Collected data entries
========

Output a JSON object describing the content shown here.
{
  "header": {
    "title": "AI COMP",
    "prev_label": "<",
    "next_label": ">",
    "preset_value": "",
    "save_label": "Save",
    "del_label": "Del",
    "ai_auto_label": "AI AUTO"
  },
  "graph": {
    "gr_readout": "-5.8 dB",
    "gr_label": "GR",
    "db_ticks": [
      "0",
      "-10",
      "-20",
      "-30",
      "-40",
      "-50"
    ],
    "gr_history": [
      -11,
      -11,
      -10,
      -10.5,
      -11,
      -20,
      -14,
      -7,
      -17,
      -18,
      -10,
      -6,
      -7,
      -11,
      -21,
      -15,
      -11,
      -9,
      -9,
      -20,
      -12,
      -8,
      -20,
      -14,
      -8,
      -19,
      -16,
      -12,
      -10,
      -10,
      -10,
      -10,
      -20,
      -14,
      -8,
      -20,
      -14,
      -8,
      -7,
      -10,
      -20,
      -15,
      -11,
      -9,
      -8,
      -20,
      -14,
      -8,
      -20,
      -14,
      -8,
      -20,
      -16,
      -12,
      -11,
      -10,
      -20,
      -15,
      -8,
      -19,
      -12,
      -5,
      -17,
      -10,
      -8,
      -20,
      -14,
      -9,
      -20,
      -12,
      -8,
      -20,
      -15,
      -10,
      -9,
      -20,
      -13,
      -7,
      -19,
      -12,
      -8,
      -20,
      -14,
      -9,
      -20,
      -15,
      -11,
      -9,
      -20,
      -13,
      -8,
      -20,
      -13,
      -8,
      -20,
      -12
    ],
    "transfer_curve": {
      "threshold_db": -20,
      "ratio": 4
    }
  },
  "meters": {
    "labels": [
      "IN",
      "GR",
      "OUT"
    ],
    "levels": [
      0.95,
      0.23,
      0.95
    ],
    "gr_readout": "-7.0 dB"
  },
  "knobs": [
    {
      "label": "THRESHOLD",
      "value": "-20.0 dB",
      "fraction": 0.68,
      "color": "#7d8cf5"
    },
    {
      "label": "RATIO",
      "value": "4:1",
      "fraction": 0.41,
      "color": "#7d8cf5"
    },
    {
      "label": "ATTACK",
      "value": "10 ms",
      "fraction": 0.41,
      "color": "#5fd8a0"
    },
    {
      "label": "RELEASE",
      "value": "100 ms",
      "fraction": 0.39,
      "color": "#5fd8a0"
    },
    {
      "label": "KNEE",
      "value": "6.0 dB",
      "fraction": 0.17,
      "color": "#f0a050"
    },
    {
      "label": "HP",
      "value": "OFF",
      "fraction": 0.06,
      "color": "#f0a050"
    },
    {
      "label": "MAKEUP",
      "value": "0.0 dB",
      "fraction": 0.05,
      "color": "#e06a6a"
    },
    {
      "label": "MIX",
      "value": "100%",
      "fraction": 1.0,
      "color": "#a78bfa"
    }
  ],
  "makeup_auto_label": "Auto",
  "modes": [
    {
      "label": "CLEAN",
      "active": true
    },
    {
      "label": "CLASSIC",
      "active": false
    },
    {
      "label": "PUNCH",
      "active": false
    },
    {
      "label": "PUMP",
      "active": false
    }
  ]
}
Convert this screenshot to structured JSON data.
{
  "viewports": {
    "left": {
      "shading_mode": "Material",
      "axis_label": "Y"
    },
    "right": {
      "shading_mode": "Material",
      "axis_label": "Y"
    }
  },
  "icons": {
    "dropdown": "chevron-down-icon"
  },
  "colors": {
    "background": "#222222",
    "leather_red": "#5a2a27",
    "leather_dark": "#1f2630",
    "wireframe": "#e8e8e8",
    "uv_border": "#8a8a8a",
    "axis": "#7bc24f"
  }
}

========

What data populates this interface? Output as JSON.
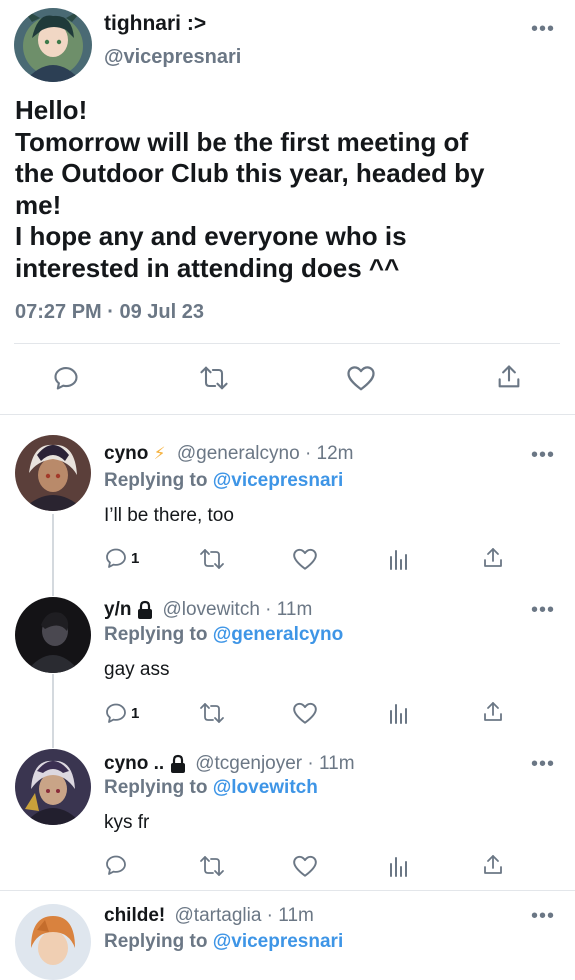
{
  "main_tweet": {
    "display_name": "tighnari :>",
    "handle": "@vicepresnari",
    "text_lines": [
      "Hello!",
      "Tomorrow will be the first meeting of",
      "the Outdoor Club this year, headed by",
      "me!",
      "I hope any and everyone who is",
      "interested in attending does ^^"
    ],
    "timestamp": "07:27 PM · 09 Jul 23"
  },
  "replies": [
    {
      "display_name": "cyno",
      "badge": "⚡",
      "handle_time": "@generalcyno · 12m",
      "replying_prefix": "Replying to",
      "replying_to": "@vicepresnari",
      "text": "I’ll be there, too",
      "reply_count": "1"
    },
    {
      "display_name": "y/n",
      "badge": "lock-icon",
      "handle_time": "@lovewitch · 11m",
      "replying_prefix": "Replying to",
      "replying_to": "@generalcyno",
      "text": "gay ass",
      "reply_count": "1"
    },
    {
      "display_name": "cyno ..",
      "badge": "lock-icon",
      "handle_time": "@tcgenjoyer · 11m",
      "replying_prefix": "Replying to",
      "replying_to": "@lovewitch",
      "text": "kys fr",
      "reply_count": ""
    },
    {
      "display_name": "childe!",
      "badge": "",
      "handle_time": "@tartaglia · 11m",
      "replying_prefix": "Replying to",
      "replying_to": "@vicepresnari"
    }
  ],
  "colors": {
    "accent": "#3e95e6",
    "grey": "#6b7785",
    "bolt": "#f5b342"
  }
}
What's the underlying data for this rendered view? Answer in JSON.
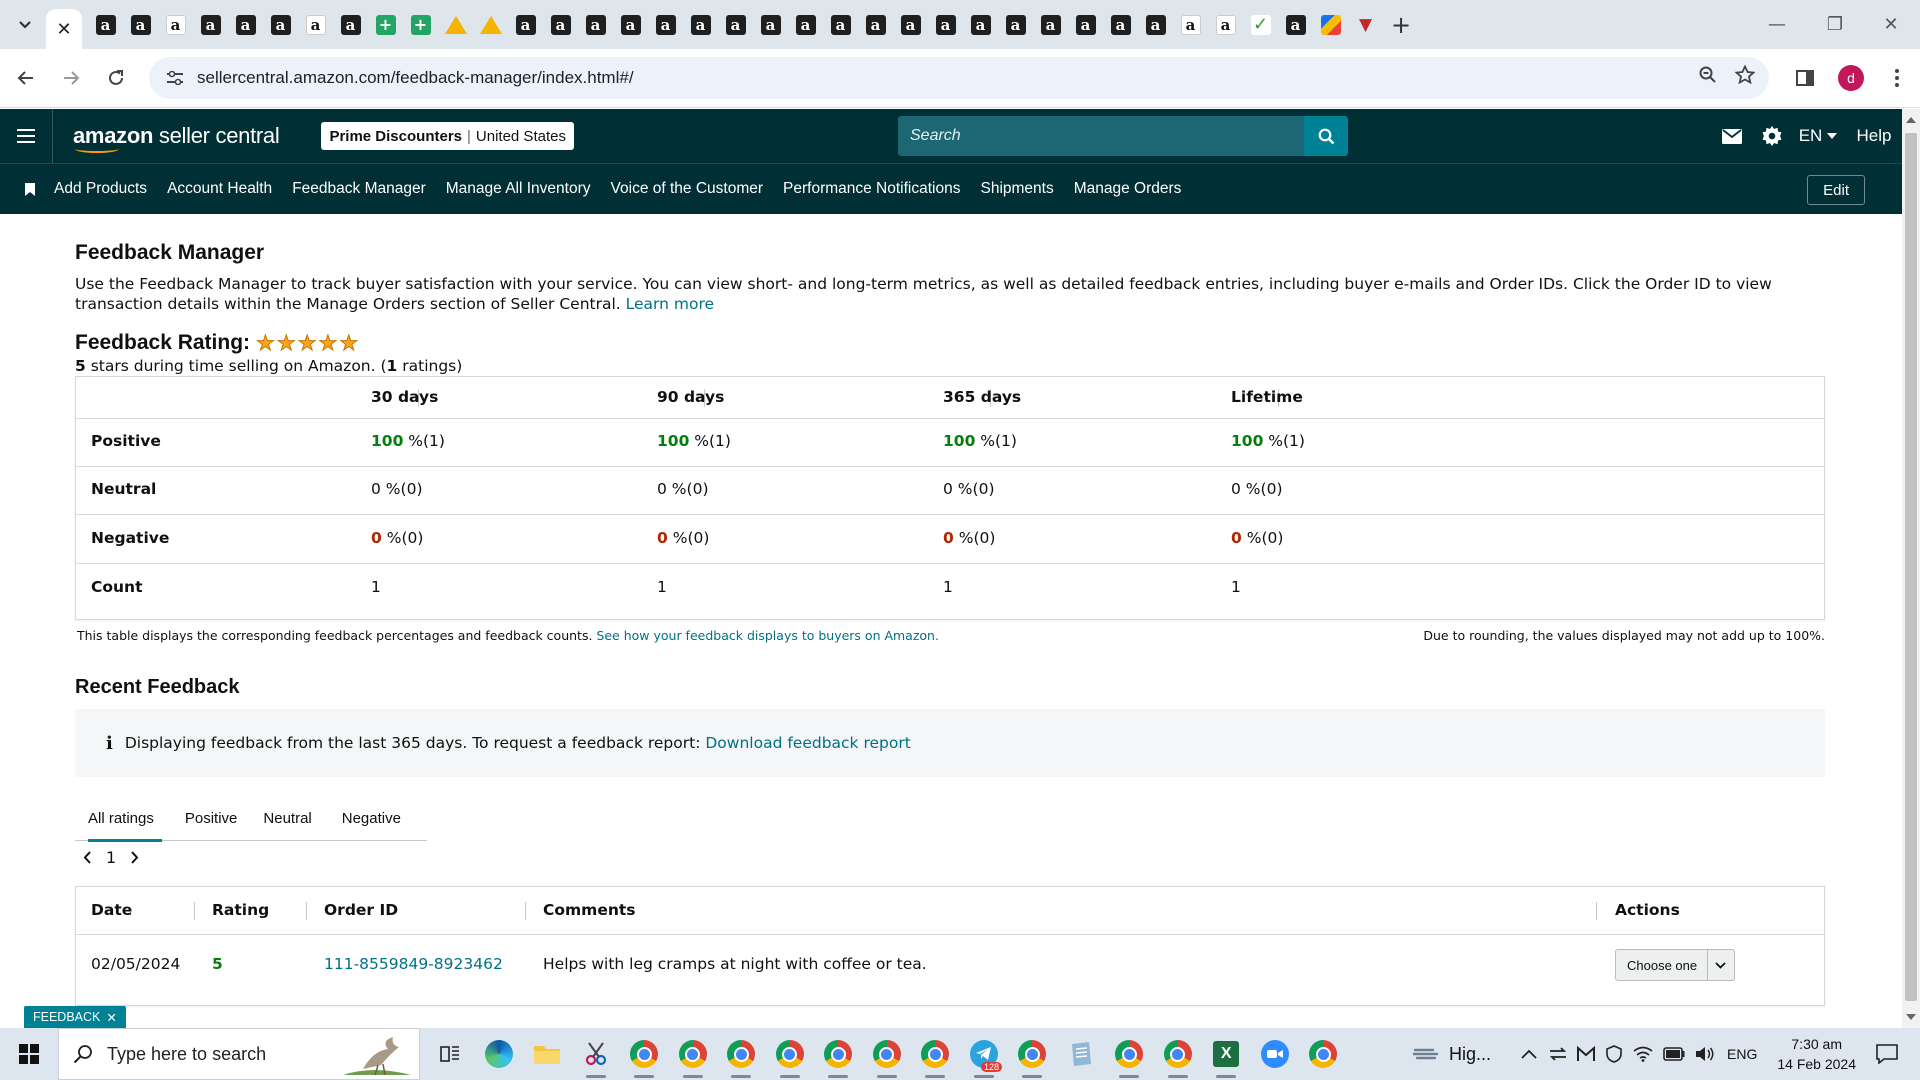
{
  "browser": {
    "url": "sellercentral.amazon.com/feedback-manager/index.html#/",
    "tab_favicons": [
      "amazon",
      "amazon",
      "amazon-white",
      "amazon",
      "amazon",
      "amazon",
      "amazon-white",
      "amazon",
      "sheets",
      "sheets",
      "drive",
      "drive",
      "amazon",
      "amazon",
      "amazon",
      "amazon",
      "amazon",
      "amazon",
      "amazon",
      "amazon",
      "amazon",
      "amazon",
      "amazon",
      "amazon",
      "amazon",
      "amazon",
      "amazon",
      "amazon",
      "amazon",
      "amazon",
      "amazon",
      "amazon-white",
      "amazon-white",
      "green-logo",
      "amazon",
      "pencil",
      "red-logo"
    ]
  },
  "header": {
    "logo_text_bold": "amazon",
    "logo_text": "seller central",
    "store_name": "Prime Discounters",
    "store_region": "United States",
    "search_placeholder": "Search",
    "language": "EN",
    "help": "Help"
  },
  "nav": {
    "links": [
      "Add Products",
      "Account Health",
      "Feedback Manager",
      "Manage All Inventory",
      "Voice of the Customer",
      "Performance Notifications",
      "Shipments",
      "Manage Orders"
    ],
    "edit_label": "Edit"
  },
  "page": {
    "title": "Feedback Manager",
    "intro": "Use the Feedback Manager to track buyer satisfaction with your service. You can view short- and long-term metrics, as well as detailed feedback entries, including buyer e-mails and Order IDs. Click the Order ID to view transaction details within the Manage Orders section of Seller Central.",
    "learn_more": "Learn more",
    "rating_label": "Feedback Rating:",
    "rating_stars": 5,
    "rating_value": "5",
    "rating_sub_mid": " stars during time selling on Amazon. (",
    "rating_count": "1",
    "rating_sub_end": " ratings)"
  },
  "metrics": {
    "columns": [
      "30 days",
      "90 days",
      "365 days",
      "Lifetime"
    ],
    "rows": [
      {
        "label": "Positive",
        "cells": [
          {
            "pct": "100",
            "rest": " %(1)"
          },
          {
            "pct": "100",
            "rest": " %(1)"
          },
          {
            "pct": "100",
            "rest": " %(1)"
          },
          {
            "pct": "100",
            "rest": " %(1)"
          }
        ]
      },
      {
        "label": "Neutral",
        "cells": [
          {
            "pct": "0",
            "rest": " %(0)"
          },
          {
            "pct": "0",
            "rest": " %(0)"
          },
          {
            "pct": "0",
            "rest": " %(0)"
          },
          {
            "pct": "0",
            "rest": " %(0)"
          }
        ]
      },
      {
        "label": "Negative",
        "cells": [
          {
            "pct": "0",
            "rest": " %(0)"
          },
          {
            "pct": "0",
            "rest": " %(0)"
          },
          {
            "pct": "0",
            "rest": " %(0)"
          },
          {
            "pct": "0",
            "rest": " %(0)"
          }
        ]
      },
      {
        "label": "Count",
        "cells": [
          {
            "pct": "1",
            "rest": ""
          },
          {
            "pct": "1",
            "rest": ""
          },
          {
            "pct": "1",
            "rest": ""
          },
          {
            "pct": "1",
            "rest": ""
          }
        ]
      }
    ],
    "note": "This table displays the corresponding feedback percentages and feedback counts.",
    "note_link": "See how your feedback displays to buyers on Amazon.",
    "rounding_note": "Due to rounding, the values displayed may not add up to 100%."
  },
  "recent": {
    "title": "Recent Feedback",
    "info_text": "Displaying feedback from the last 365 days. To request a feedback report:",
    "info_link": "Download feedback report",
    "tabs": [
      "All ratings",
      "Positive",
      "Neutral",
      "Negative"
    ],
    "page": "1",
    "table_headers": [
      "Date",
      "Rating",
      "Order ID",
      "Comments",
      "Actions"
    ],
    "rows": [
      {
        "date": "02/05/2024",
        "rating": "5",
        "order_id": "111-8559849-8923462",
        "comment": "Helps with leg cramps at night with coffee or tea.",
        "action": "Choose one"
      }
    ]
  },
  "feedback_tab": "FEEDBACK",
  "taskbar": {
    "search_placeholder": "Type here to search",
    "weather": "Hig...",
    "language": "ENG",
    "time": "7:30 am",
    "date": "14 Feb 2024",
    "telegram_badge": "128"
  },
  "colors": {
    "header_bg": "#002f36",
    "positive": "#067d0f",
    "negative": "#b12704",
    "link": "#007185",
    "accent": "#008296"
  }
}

========

* _WRITTEN TASK_:
Gather up every line from the listing above in which the word "Orders" occurs.

* _SOLUTION FOR THIS EXERCISE_:
      "Manage Orders"
    "intro": "Use the Feedback Manager to track buyer satisfaction with your service. You can view short- and long-term metrics, as well as detailed feedback entries, including buyer e-mails and Order IDs. Click the Order ID to view transaction details within the Manage Orders section of Seller Central.",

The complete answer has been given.